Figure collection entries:
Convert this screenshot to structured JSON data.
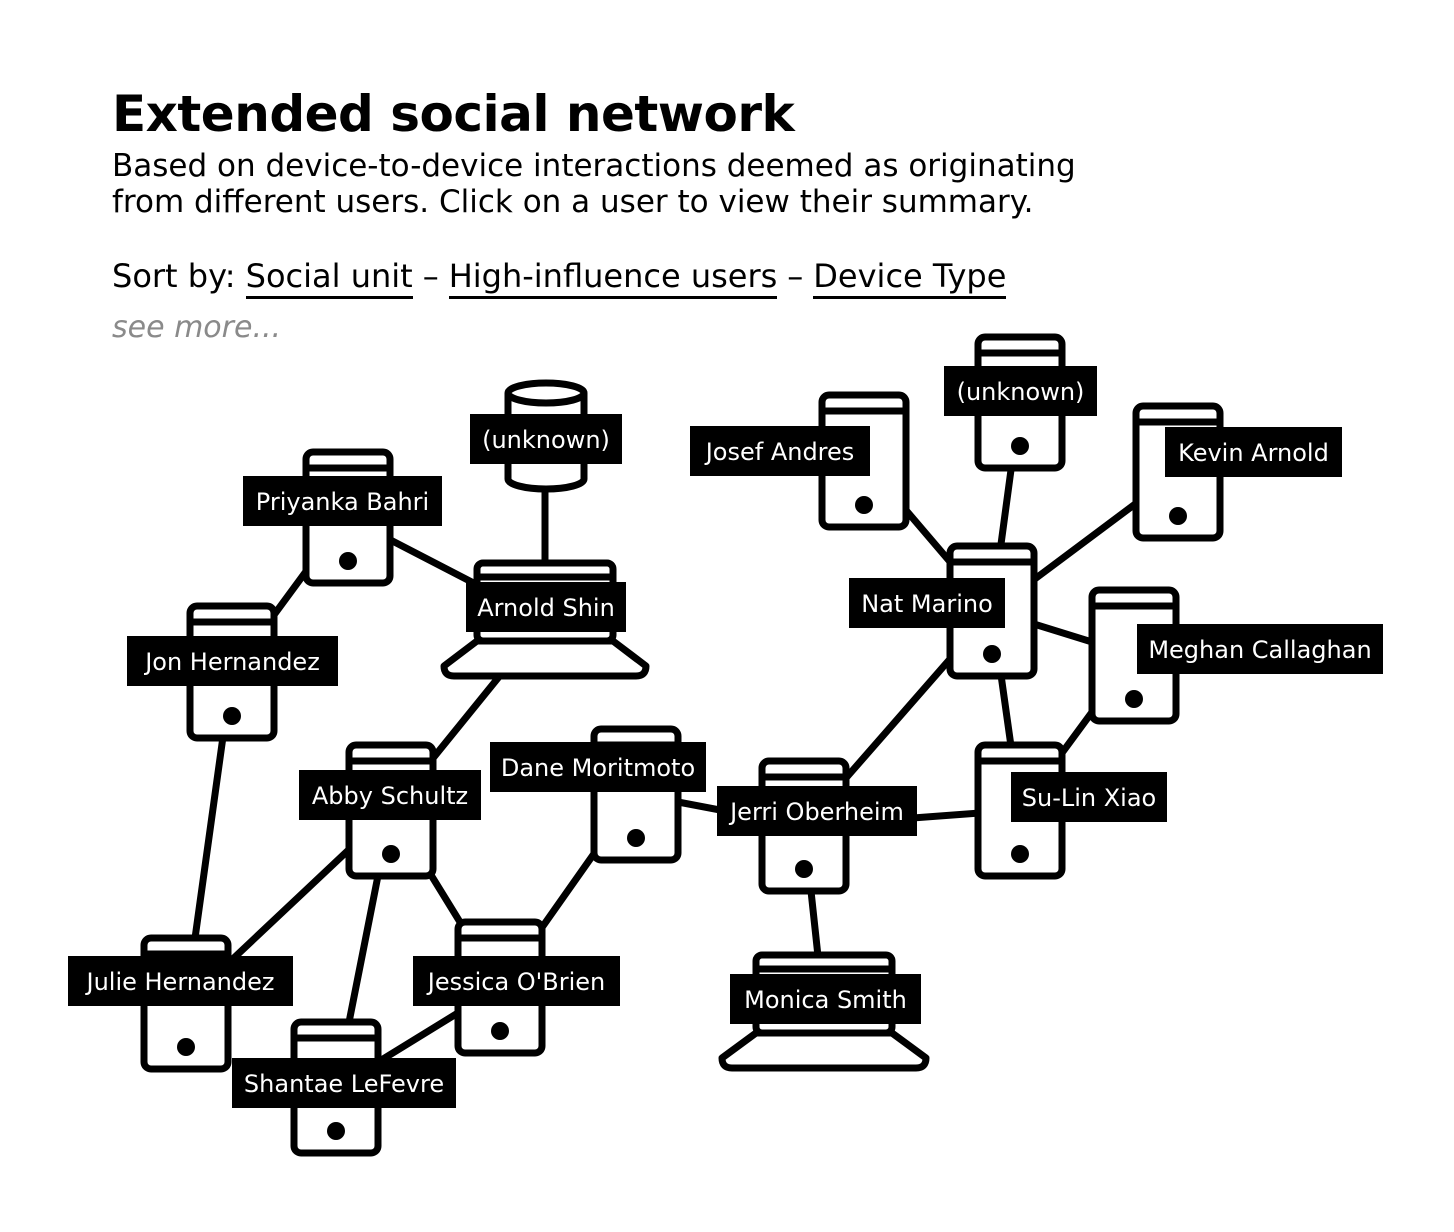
{
  "header": {
    "title": "Extended social network",
    "subtitle_line1": "Based on device-to-device interactions deemed as originating",
    "subtitle_line2": "from different users. Click on a user to view their summary."
  },
  "sort": {
    "prefix": "Sort by:",
    "options": [
      "Social unit",
      "High-influence users",
      "Device Type"
    ],
    "separator": "–",
    "see_more": "see more..."
  },
  "nodes": [
    {
      "id": "unknown-db",
      "label": "(unknown)",
      "device": "database-icon"
    },
    {
      "id": "priyanka-bahri",
      "label": "Priyanka Bahri",
      "device": "phone-icon"
    },
    {
      "id": "arnold-shin",
      "label": "Arnold Shin",
      "device": "laptop-icon"
    },
    {
      "id": "jon-hernandez",
      "label": "Jon Hernandez",
      "device": "phone-icon"
    },
    {
      "id": "abby-schultz",
      "label": "Abby Schultz",
      "device": "phone-icon"
    },
    {
      "id": "dane-moritmoto",
      "label": "Dane Moritmoto",
      "device": "phone-icon"
    },
    {
      "id": "julie-hernandez",
      "label": "Julie Hernandez",
      "device": "phone-icon"
    },
    {
      "id": "jessica-obrien",
      "label": "Jessica O'Brien",
      "device": "phone-icon"
    },
    {
      "id": "shantae-lefevre",
      "label": "Shantae LeFevre",
      "device": "phone-icon"
    },
    {
      "id": "josef-andres",
      "label": "Josef Andres",
      "device": "phone-icon"
    },
    {
      "id": "unknown-phone",
      "label": "(unknown)",
      "device": "phone-icon"
    },
    {
      "id": "kevin-arnold",
      "label": "Kevin Arnold",
      "device": "phone-icon"
    },
    {
      "id": "nat-marino",
      "label": "Nat Marino",
      "device": "phone-icon"
    },
    {
      "id": "meghan-callaghan",
      "label": "Meghan Callaghan",
      "device": "phone-icon"
    },
    {
      "id": "jerri-oberheim",
      "label": "Jerri Oberheim",
      "device": "phone-icon"
    },
    {
      "id": "su-lin-xiao",
      "label": "Su-Lin Xiao",
      "device": "phone-icon"
    },
    {
      "id": "monica-smith",
      "label": "Monica Smith",
      "device": "laptop-icon"
    }
  ],
  "edges": [
    [
      "unknown-db",
      "arnold-shin"
    ],
    [
      "priyanka-bahri",
      "arnold-shin"
    ],
    [
      "priyanka-bahri",
      "jon-hernandez"
    ],
    [
      "arnold-shin",
      "abby-schultz"
    ],
    [
      "jon-hernandez",
      "julie-hernandez"
    ],
    [
      "abby-schultz",
      "julie-hernandez"
    ],
    [
      "abby-schultz",
      "shantae-lefevre"
    ],
    [
      "abby-schultz",
      "jessica-obrien"
    ],
    [
      "dane-moritmoto",
      "jessica-obrien"
    ],
    [
      "dane-moritmoto",
      "jerri-oberheim"
    ],
    [
      "jessica-obrien",
      "shantae-lefevre"
    ],
    [
      "josef-andres",
      "nat-marino"
    ],
    [
      "unknown-phone",
      "nat-marino"
    ],
    [
      "kevin-arnold",
      "nat-marino"
    ],
    [
      "nat-marino",
      "meghan-callaghan"
    ],
    [
      "nat-marino",
      "jerri-oberheim"
    ],
    [
      "nat-marino",
      "su-lin-xiao"
    ],
    [
      "meghan-callaghan",
      "su-lin-xiao"
    ],
    [
      "jerri-oberheim",
      "su-lin-xiao"
    ],
    [
      "jerri-oberheim",
      "monica-smith"
    ]
  ]
}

• **Aim**
Quote the material word for word, dropping any images it holds.

• **Solution for this exercise**
Convert this screenshot to structured JSON data.
{
  "header": {
    "title": "Extended social network",
    "subtitle_line1": "Based on device-to-device interactions deemed as originating",
    "subtitle_line2": "from different users. Click on a user to view their summary."
  },
  "sort": {
    "prefix": "Sort by:",
    "options": [
      "Social unit",
      "High-influence users",
      "Device Type"
    ],
    "separator": "–",
    "see_more": "see more..."
  },
  "nodes": [
    {
      "id": "unknown-db",
      "label": "(unknown)",
      "device": "database-icon"
    },
    {
      "id": "priyanka-bahri",
      "label": "Priyanka Bahri",
      "device": "phone-icon"
    },
    {
      "id": "arnold-shin",
      "label": "Arnold Shin",
      "device": "laptop-icon"
    },
    {
      "id": "jon-hernandez",
      "label": "Jon Hernandez",
      "device": "phone-icon"
    },
    {
      "id": "abby-schultz",
      "label": "Abby Schultz",
      "device": "phone-icon"
    },
    {
      "id": "dane-moritmoto",
      "label": "Dane Moritmoto",
      "device": "phone-icon"
    },
    {
      "id": "julie-hernandez",
      "label": "Julie Hernandez",
      "device": "phone-icon"
    },
    {
      "id": "jessica-obrien",
      "label": "Jessica O'Brien",
      "device": "phone-icon"
    },
    {
      "id": "shantae-lefevre",
      "label": "Shantae LeFevre",
      "device": "phone-icon"
    },
    {
      "id": "josef-andres",
      "label": "Josef Andres",
      "device": "phone-icon"
    },
    {
      "id": "unknown-phone",
      "label": "(unknown)",
      "device": "phone-icon"
    },
    {
      "id": "kevin-arnold",
      "label": "Kevin Arnold",
      "device": "phone-icon"
    },
    {
      "id": "nat-marino",
      "label": "Nat Marino",
      "device": "phone-icon"
    },
    {
      "id": "meghan-callaghan",
      "label": "Meghan Callaghan",
      "device": "phone-icon"
    },
    {
      "id": "jerri-oberheim",
      "label": "Jerri Oberheim",
      "device": "phone-icon"
    },
    {
      "id": "su-lin-xiao",
      "label": "Su-Lin Xiao",
      "device": "phone-icon"
    },
    {
      "id": "monica-smith",
      "label": "Monica Smith",
      "device": "laptop-icon"
    }
  ],
  "edges": [
    [
      "unknown-db",
      "arnold-shin"
    ],
    [
      "priyanka-bahri",
      "arnold-shin"
    ],
    [
      "priyanka-bahri",
      "jon-hernandez"
    ],
    [
      "arnold-shin",
      "abby-schultz"
    ],
    [
      "jon-hernandez",
      "julie-hernandez"
    ],
    [
      "abby-schultz",
      "julie-hernandez"
    ],
    [
      "abby-schultz",
      "shantae-lefevre"
    ],
    [
      "abby-schultz",
      "jessica-obrien"
    ],
    [
      "dane-moritmoto",
      "jessica-obrien"
    ],
    [
      "dane-moritmoto",
      "jerri-oberheim"
    ],
    [
      "jessica-obrien",
      "shantae-lefevre"
    ],
    [
      "josef-andres",
      "nat-marino"
    ],
    [
      "unknown-phone",
      "nat-marino"
    ],
    [
      "kevin-arnold",
      "nat-marino"
    ],
    [
      "nat-marino",
      "meghan-callaghan"
    ],
    [
      "nat-marino",
      "jerri-oberheim"
    ],
    [
      "nat-marino",
      "su-lin-xiao"
    ],
    [
      "meghan-callaghan",
      "su-lin-xiao"
    ],
    [
      "jerri-oberheim",
      "su-lin-xiao"
    ],
    [
      "jerri-oberheim",
      "monica-smith"
    ]
  ]
}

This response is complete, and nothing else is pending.